Press release:

OVER 20 MILLION HOUSEHOLDS ARE CONCERNED BY CLIMATE CHANGE BUT ONLY EIGHT MILLION ARE PREPARED TO FUND THE FIGHT AGAINST IT

  • Over 20 million households (74%) across the country are concerned about climate change[1], but less than a third (31%) are willing to pay for the infrastructure the UK needs to achieve net-zero carbon emissions by 2050[2]
  • Those who are prepared to pay would be willing to contribute £38 per month on average[3]
  • On the other hand, nearly half of households in the UK (44%) are considering purchasing an electric car in the next five years[4]
  • Greener lifestyles are also now more common as 68% of households say they recycle regularly[5] and 85% say they use less energy at home[6]
  • Over half (53%) have switched or are considering switching to a green energy supplier[7], which could save them up to £333[8].
  • At a time of intense focus on environmental issues amid growing calls to change the way we live, over 20 million households (74%) across the UK are concerned about the impact of climate change[1], with a quarter (25%) more conscious about its effects than ever before[9], according to new research from uSwitch.com, the price comparison and switching service.

    However, of those who are anxious about the future of our planet, only a third (31%) would be happy to foot the bill for the infrastructure the UK needs to achieve net-zero carbon emissions by 2050 – contributing an average of just under £38 a month each, or £454 annually[3]. The preferred methods of payment include an additional fee on their monthly energy bill (12%) and additional monthly taxes (10%)[10].

    On the other hand, over half (53%) are unwilling to contribute directly, and believe responsibility for paying for the technology to reduce emissions should sit with energy companies (31%) or the Government (22%)[10].

    Amongst 18-34 year olds, who are most likely to suffer from the consequences of climate change later down the line, the average annual sum rises to £737[3]. It is perhaps no surprise that those in the London region, which experiences some of the worst air pollution in the country, are prepared to pay over £1,000 per year, while those in the South East would only pay £204[3].

    However, one thing consumers do seem prepared to shell out for is electric vehicles, which are experiencing a surge in popularity. Nearly half (44%) of those who don’t have an electric car say they are considering buying one in the next five years[4], coming on top of a 158% increase in battery electric vehicle sales when compared to July 2018[11].

    But many people are still unsure about swapping the internal combustion engine for a battery on wheels. The biggest barriers include the cost of buying the vehicle (35%), concerns over battery life (33%) and a lack of confidence in the charging infrastructure around the country (31%) and at home (31%)[12]. This is despite the Government’s recent pledge to contribute an extra £2.5 million for charging points on residential streets, suggesting that greater consumer awareness is needed before we’re all ready to turn our backs on petrol and diesel forever[11].

    Elsewhere though, people are already taking small steps to be more ‘green-minded’ in their day to day lives: the majority of consumers say they have embraced environmentally friendly habits such as recycling (68%) and bringing a reusable bag when they shop (64%)[5]. 38% say they have ditched the use of plastic straws, a third (33%) are trying different modes of transport to avoid driving and over one in ten (12%) are attempting to reduce their air miles[5].
******************************
### Direction A
Can you echo everything in the climate change press release from "Amongst 18-34 year" down to "only pay £204[3].", inclusive?
The press release and the rows that follow it are unrelated material.

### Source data
******************************
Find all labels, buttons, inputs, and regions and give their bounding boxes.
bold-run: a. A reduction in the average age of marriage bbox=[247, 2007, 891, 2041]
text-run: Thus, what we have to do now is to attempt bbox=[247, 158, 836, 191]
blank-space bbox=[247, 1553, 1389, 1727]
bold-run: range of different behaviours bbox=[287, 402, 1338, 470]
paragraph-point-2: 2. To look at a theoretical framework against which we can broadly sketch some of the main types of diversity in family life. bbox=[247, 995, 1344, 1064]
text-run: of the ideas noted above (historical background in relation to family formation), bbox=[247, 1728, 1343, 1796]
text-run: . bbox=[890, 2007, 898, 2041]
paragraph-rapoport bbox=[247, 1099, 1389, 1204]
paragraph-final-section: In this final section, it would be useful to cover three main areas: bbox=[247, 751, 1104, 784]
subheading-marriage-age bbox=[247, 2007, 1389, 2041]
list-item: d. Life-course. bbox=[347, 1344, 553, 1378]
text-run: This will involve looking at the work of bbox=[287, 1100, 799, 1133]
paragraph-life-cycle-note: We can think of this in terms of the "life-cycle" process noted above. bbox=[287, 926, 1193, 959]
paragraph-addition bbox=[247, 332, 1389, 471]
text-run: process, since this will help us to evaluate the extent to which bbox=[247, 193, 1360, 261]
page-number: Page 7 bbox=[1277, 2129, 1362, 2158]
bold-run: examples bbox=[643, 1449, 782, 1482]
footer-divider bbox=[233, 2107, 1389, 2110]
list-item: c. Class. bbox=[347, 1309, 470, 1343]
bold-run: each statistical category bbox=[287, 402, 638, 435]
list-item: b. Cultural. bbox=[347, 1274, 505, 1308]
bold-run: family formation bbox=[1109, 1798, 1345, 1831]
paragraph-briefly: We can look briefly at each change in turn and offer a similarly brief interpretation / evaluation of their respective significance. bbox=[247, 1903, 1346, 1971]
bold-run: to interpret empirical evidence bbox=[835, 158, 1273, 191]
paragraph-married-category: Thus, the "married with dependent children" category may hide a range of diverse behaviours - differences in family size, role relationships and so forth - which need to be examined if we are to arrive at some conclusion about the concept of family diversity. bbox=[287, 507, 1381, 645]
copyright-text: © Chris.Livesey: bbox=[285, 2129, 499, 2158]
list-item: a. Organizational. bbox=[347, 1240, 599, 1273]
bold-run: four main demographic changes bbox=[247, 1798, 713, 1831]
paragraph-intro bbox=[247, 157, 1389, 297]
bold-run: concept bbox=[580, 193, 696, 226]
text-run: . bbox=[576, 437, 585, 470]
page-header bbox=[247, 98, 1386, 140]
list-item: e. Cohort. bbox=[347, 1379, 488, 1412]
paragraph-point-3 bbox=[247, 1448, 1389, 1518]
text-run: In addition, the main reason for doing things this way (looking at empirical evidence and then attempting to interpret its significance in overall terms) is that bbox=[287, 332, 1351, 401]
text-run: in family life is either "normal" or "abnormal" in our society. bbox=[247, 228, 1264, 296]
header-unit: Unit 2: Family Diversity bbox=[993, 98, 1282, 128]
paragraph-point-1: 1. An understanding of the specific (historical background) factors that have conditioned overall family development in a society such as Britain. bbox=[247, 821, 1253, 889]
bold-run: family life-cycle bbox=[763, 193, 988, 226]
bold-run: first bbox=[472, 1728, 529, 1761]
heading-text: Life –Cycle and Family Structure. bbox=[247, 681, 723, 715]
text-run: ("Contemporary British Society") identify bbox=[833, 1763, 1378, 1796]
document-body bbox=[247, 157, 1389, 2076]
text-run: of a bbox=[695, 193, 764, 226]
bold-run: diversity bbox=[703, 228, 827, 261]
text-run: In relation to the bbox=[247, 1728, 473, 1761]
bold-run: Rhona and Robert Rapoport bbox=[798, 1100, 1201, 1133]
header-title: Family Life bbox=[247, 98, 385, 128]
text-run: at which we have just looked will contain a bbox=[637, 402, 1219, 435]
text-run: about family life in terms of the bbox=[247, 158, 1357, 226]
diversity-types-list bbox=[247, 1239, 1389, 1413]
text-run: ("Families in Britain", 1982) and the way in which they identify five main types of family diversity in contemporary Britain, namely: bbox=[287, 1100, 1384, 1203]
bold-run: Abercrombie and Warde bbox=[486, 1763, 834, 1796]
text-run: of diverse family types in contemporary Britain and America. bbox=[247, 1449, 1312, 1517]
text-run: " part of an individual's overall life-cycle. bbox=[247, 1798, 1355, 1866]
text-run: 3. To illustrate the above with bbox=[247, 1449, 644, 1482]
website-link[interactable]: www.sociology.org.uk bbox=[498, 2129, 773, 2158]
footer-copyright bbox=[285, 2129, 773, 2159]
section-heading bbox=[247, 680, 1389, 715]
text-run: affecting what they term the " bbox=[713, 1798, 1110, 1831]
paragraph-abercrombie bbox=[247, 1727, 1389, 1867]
******************************
### Direction B
Can you duplicate everything in the rows from the first line down to the line containing "blank-space bbox=[247, 1553, 1389, 1727]", including both ends?

### Task answer A
Amongst 18-34 year olds, who are most likely to suffer from the consequences of climate change later down the line, the average annual sum rises to £737[3]. It is perhaps no surprise that those in the London region, which experiences some of the worst air pollution in the country, are prepared to pay over £1,000 per year, while those in the South East would only pay £204[3].

### Task answer B
Find all labels, buttons, inputs, and regions and give their bounding boxes.
bold-run: a. A reduction in the average age of marriage bbox=[247, 2007, 891, 2041]
text-run: Thus, what we have to do now is to attempt bbox=[247, 158, 836, 191]
blank-space bbox=[247, 1553, 1389, 1727]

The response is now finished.